* _EXERCISE GOAL_:
Your answer should be a single number: the count of lines that hold the word "real".

— START EXTRACTED ENTRIES —

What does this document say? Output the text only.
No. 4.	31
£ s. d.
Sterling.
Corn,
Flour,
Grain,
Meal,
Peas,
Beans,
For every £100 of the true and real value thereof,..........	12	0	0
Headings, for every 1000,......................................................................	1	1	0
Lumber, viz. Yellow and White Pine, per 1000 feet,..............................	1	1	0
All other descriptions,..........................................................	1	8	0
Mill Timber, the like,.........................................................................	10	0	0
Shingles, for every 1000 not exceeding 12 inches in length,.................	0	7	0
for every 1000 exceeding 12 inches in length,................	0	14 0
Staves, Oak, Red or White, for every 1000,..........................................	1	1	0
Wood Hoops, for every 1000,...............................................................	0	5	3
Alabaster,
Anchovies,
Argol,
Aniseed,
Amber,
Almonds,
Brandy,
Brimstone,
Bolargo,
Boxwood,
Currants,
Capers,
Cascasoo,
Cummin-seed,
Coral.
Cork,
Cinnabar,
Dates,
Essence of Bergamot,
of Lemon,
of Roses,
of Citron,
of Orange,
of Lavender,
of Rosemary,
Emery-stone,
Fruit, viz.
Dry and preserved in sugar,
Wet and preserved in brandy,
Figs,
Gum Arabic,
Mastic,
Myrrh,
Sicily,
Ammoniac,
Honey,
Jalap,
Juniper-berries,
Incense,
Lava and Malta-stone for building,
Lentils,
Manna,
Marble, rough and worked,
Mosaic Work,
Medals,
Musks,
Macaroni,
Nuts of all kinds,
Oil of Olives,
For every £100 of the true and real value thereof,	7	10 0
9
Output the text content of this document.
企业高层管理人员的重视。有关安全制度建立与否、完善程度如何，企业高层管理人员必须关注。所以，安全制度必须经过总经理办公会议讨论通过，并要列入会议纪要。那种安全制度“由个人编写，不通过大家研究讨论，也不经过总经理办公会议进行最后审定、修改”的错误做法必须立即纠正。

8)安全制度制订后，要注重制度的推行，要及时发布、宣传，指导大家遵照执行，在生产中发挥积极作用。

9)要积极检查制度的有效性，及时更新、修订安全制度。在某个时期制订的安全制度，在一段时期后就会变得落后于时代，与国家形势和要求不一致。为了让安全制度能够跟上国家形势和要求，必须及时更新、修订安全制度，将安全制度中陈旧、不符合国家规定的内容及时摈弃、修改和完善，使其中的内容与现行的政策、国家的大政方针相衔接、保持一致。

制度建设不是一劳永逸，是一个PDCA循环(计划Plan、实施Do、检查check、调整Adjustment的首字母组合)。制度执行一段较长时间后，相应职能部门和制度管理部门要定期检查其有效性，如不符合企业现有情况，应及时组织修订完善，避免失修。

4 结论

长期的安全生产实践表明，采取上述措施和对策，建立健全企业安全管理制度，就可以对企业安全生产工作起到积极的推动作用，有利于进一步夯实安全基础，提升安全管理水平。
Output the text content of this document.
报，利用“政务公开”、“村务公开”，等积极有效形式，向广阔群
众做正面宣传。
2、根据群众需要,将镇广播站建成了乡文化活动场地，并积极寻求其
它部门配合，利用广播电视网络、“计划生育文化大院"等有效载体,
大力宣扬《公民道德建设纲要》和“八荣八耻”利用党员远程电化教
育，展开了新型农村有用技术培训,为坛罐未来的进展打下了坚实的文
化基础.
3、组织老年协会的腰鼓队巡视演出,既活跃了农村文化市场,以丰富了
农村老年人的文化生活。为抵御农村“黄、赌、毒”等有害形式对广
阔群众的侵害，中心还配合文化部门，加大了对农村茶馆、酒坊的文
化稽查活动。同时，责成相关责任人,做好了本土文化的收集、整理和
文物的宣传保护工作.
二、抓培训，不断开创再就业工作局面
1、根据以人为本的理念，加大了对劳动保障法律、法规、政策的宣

— END EXTRACTED ENTRIES —

* _FINISHED TASK_:
2